-- What is required --
Each line holding the word "open" counts once; give the total and nothing more.

Collection entries:

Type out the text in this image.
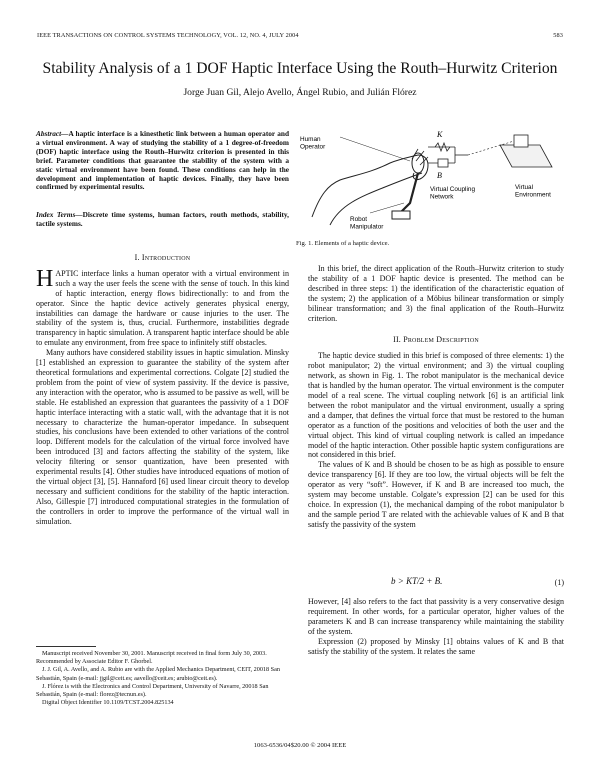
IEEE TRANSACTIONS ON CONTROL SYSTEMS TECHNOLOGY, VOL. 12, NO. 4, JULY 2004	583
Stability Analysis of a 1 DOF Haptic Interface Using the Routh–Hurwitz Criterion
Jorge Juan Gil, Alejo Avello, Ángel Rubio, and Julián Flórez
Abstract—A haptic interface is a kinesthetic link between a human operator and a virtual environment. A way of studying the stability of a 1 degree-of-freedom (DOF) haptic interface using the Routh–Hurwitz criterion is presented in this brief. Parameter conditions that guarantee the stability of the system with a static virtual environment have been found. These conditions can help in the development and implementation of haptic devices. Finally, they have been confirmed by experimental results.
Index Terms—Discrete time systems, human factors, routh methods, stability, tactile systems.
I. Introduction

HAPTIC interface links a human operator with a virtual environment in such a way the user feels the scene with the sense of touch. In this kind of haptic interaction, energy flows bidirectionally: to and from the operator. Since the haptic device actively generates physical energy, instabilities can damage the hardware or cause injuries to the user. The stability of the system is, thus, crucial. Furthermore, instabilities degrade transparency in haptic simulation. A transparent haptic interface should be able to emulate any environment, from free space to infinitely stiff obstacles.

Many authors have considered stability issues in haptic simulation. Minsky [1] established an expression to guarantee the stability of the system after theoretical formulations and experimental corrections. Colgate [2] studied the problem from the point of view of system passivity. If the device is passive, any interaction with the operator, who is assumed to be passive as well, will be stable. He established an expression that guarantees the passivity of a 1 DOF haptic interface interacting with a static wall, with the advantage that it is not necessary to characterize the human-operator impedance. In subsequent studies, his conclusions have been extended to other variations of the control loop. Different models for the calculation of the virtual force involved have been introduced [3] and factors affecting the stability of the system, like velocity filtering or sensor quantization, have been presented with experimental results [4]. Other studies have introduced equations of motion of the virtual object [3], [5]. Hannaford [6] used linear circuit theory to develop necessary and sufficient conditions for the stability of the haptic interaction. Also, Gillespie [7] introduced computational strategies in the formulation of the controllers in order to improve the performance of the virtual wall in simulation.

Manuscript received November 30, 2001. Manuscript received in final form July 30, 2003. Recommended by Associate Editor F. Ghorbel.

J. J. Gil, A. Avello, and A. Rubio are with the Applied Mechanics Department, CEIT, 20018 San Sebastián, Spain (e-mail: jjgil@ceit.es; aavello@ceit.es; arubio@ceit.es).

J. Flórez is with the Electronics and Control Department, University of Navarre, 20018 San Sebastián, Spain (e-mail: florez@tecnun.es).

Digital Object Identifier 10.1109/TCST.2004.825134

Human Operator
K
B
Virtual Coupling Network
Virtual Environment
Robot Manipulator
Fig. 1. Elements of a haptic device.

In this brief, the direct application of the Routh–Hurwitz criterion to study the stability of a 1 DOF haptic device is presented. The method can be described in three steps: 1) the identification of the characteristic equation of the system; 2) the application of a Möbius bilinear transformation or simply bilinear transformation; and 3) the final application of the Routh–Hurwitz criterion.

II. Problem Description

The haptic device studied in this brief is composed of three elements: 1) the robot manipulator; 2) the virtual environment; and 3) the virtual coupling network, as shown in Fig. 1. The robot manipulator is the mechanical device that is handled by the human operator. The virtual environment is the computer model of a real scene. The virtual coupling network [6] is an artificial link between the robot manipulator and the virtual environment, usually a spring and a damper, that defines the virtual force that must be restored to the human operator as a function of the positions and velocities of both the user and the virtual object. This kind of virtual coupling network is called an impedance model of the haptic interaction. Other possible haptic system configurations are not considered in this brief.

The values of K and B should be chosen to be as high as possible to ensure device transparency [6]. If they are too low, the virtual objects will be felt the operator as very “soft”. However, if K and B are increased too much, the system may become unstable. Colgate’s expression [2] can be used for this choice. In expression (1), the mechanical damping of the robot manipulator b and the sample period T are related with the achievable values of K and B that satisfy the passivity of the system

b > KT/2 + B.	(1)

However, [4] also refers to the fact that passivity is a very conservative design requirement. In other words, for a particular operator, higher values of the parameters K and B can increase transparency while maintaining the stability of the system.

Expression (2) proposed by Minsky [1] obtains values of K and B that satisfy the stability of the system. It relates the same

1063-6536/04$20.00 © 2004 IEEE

...

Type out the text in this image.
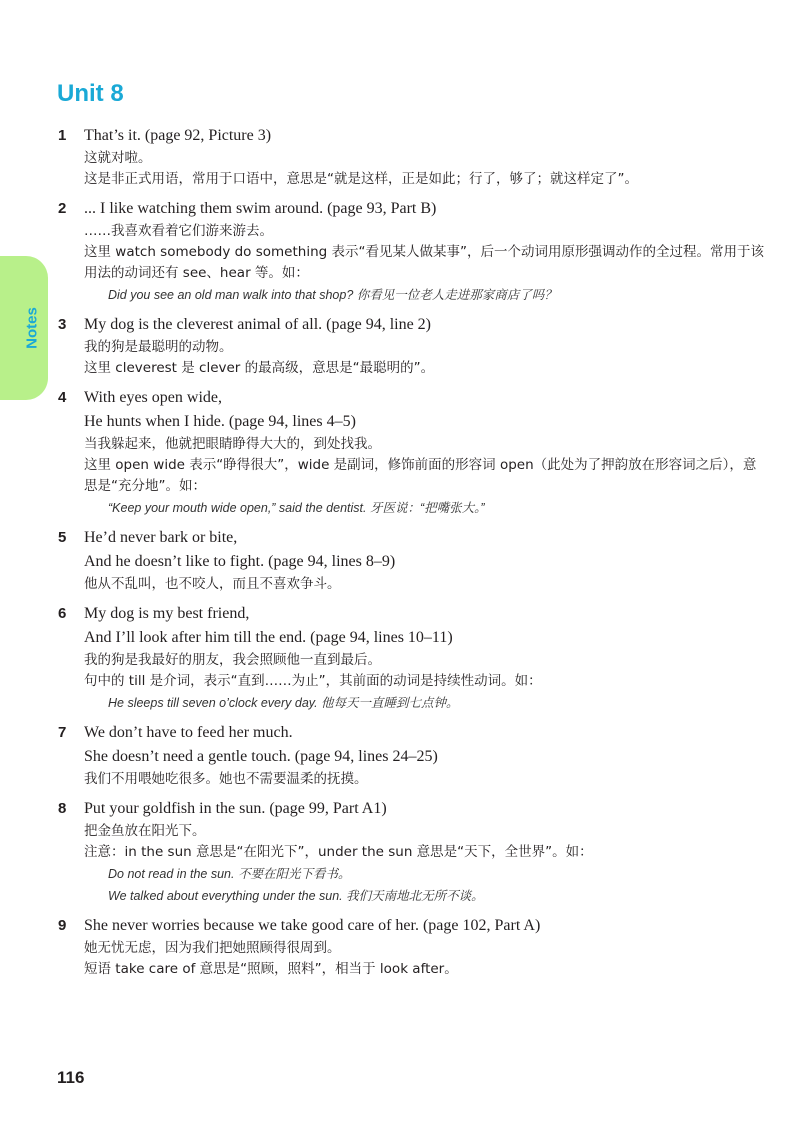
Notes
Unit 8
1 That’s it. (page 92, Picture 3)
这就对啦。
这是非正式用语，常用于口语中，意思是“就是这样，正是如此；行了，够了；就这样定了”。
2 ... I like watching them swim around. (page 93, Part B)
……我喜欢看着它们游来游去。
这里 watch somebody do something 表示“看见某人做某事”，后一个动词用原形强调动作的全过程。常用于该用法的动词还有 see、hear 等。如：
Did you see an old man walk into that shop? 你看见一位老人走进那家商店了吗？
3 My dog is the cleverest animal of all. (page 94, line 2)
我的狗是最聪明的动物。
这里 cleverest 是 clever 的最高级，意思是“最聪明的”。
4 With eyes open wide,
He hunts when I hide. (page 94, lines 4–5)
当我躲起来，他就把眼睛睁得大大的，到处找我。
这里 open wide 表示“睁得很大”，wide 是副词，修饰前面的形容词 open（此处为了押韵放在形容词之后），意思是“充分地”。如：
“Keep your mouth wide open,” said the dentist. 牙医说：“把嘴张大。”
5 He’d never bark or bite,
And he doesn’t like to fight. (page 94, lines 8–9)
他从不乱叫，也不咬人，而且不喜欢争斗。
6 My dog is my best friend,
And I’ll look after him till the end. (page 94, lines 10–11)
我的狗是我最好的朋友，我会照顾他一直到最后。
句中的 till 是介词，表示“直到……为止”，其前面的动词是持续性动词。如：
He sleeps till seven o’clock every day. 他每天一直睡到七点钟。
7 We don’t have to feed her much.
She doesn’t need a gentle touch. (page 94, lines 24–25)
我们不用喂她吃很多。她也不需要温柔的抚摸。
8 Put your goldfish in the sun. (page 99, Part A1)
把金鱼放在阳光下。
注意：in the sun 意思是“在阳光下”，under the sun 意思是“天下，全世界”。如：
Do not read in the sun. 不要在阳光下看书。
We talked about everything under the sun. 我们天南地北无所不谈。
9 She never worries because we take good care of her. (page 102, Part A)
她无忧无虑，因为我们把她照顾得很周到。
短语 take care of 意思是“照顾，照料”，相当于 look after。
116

--

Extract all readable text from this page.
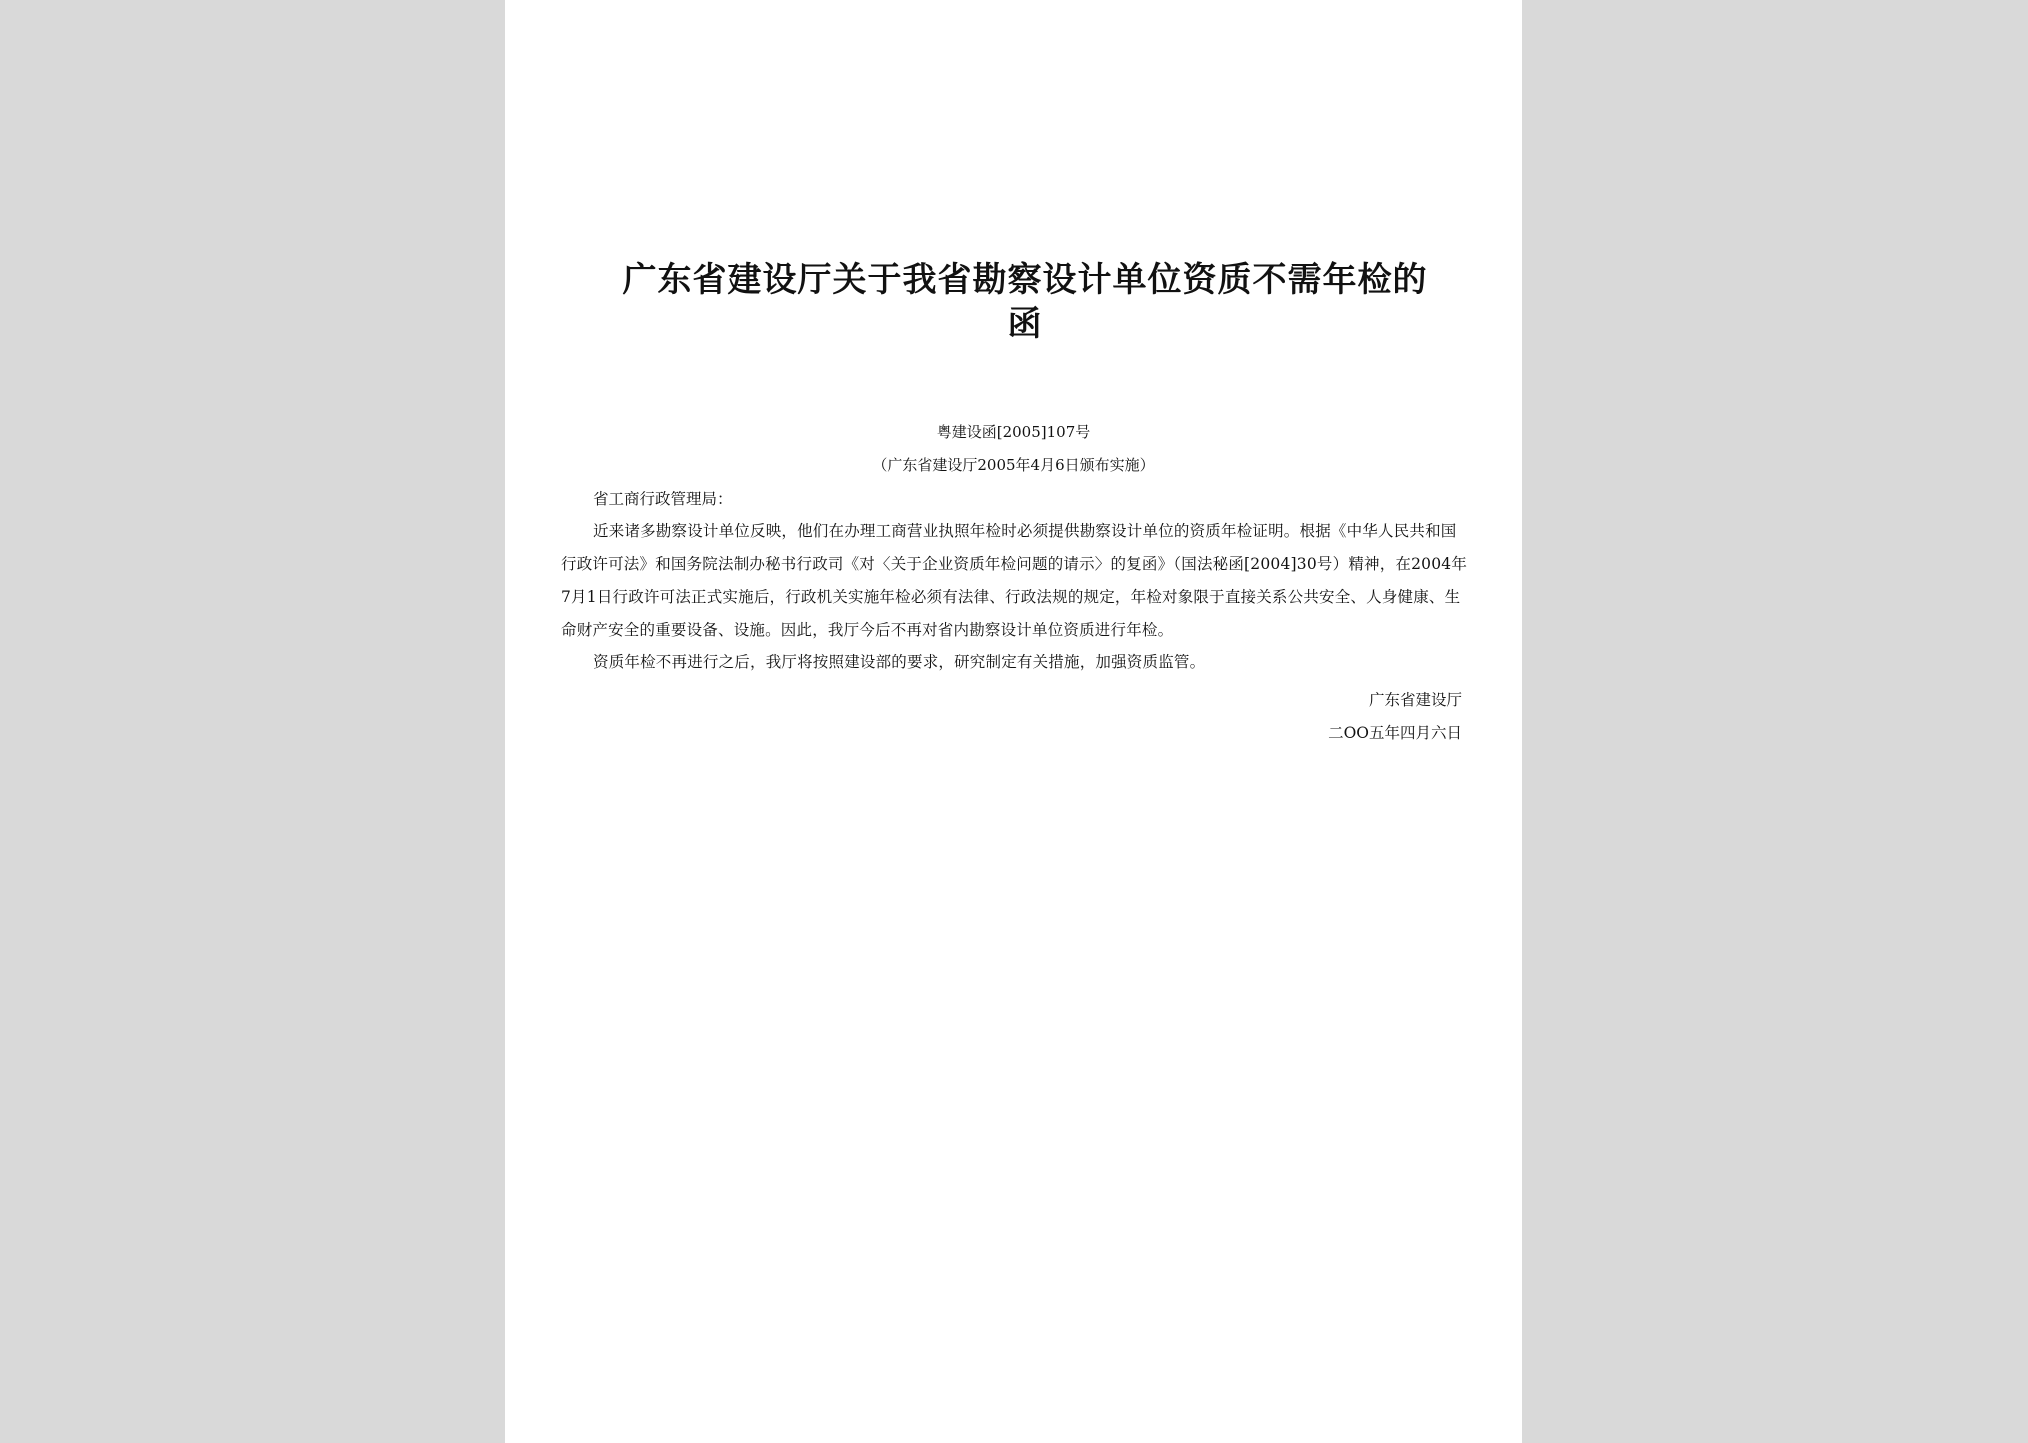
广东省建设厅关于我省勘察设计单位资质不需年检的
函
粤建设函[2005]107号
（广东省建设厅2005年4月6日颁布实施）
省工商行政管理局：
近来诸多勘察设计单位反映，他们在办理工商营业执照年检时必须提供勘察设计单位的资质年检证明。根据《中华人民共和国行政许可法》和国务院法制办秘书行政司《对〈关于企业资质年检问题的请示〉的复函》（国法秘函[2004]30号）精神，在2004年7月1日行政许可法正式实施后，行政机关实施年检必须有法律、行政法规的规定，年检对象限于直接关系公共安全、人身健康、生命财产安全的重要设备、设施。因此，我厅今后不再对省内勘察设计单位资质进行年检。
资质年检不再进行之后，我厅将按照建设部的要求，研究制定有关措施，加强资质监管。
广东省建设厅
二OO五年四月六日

-- Exercise result --
3